## SELECTED EXCERPT
+++
WebAssembly is a new language for the web

For a long time it was true that JavaScript was the only programming language supported natively by the browsers. JavaScript has throughout the years had competitors like ActionScript (in Flash) by Adobe, Silverlight by Microsoft, and even Java, but none succeeded to replace JS as the native programming language of the web. That JavaScript has remained the de-facto programming language for the web doesn’t mean it it perfect, of course. It has always been critized, and one area that JS has been critized for is its performance.

Because of the browser wars the performance of JavaScript engines and thus JavaScript execution sped up, but JS was still critized for its performance. At Mozilla Foundation they discovered that if they wrote JavaScript code in a special limited way, the code could run faster; almost as fast as half native speed! They called this way of writing JavaScript for asm.js, and it was intended to be a compilation target, not code developers wrote.

A few years after asm.js appeared, WebAssembly was announced. Instead of using JavaScript as the assembly language of the web, we actually got assembly for the web: WebAssembly. This time, the goal was actual native speed. WebAssembly is like most assembly and like asm.js not intended to be written by developers, but to be a compile target. To use it one can write some code in C, for example, and compile it to WebAssembly. Then, in a web environment, one can for example call this code with JavaScript.

The trick of the decade

So, suddenly all browsers decided to implement a new language for the web? Huge corporations have tried several times to get a new language to rule the web, and this times it simply worked? Seems weird that they didn’t just implement an existing language, like C, when they were implementing a new language anyway? And this is where the genius lies!

One (and I am guessing the biggest) reason that JavaScript has not been tilted by the throne, is because it is the native programming language of the web. It works in all browsers out of the box. Even though Microsoft invented Silverlight to be able to write .NET languages in the browser, they still supported JavaScript in their browser Internet Explorer when they had over 90% of the market share! And of course, when a lot of web pages used JavaScript from before, Internet Explorer likely couldn’t stop supporting it without loosing a lot of the market.

WebAssembly is like Javascript also native. And the trick that made it possible, was to use existing infrastructure: the JavaScript engines. Inspired by asm.js, WASM is engineered to run on the JavaScript engines (with some minor changes probably), so the browser vendors did not have to spend huge efforts to implement it (relatively speaking, of course). According to a blog post by Brendan Eich WebAssembly was actually equivalent to asm.js in the beginning, which is smart to quickly make it native, and then it can diverge from JavaScript later to become even better. According to the book You Don’t Know JS Yet, WASM looks more like assembly and can skip the parsing/compilation step normal JS code goes through.

Applications

Applications for WebAssembly is everything that you need to be fast and do the heavy work. Data processing and games are two examples. You can call WebAssembly functions from JavaScript using the WebAssembly JavaScript API, so JS just became even more powerful. WebAssembly isn’t meant to replace JavaScript, it (simply) fills a need for performance on the web.

And that is pretty much what I know! I have yet to actually use WebAssembly myself, but I will definitely consider it if I need to speed up a web application of mine a bazillion times.
+++
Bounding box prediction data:
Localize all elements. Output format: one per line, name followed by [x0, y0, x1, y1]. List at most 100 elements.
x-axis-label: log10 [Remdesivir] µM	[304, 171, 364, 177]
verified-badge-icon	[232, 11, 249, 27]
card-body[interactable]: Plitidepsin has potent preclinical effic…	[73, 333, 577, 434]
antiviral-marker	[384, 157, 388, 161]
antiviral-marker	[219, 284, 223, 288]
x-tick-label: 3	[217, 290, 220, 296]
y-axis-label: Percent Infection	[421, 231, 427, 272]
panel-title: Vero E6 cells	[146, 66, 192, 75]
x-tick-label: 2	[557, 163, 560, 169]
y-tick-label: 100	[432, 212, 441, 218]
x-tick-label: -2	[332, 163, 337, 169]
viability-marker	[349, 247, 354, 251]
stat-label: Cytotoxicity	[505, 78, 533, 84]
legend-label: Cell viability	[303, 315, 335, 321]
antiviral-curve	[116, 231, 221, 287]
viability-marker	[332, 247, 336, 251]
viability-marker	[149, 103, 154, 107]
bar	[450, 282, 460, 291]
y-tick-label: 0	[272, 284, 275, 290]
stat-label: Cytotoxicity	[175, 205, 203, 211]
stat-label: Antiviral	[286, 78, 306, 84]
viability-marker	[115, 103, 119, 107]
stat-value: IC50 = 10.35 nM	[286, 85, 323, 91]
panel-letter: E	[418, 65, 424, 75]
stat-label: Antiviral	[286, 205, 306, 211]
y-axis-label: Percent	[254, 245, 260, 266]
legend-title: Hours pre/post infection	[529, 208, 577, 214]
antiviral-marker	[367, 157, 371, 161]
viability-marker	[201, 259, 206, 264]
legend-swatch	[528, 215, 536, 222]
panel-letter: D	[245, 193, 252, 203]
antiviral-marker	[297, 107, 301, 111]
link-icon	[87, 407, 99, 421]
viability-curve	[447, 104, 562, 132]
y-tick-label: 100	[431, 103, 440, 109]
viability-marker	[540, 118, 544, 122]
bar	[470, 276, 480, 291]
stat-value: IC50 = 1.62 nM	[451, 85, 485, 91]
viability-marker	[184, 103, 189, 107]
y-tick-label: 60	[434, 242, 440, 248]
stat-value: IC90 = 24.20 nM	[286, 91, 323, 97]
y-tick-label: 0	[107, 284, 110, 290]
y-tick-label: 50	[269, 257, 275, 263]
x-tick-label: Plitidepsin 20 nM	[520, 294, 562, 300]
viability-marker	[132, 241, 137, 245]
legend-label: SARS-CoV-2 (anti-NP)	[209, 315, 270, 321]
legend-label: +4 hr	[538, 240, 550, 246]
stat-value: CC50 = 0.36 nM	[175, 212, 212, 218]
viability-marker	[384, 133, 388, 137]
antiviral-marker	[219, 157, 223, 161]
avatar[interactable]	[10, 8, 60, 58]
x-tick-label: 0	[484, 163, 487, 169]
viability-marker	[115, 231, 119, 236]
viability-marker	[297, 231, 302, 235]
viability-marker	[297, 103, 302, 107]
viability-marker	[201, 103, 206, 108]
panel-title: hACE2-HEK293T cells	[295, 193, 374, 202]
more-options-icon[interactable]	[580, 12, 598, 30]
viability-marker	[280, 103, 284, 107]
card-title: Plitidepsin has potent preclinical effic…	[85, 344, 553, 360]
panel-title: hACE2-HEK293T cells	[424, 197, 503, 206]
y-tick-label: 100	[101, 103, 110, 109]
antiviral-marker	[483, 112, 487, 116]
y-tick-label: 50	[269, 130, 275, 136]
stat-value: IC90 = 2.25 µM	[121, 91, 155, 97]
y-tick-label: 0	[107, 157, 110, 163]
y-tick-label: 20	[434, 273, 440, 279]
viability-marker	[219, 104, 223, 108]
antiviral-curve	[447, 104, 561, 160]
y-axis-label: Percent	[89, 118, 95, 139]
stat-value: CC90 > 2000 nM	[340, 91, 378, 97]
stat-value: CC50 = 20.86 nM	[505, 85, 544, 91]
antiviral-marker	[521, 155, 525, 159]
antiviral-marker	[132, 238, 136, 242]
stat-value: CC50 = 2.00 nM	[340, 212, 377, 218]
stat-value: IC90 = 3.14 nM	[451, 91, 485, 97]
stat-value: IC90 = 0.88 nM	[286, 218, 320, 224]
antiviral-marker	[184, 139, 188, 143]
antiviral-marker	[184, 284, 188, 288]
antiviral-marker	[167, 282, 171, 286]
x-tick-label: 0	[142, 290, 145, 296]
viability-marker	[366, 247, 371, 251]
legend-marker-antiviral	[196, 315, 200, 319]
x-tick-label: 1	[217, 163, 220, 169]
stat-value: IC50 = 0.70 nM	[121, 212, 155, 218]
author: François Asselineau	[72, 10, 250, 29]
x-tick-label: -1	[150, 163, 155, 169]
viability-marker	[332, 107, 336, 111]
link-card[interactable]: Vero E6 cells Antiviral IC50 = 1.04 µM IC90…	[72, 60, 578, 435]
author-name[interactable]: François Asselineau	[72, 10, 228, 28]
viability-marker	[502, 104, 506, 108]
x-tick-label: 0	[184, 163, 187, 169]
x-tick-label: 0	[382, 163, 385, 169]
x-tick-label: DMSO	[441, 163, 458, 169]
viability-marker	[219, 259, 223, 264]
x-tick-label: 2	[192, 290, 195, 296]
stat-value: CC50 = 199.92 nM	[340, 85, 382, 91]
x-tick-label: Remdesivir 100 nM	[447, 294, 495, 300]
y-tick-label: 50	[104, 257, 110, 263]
+++
## WORK INSTRUCTION
Name every language or technology that the WebAssembly text above describes as a competitor to JavaScript. Include each one's company where the text gives it.

## RESPONSE
ActionScript (in Flash), by Adobe
Silverlight, by Microsoft
Java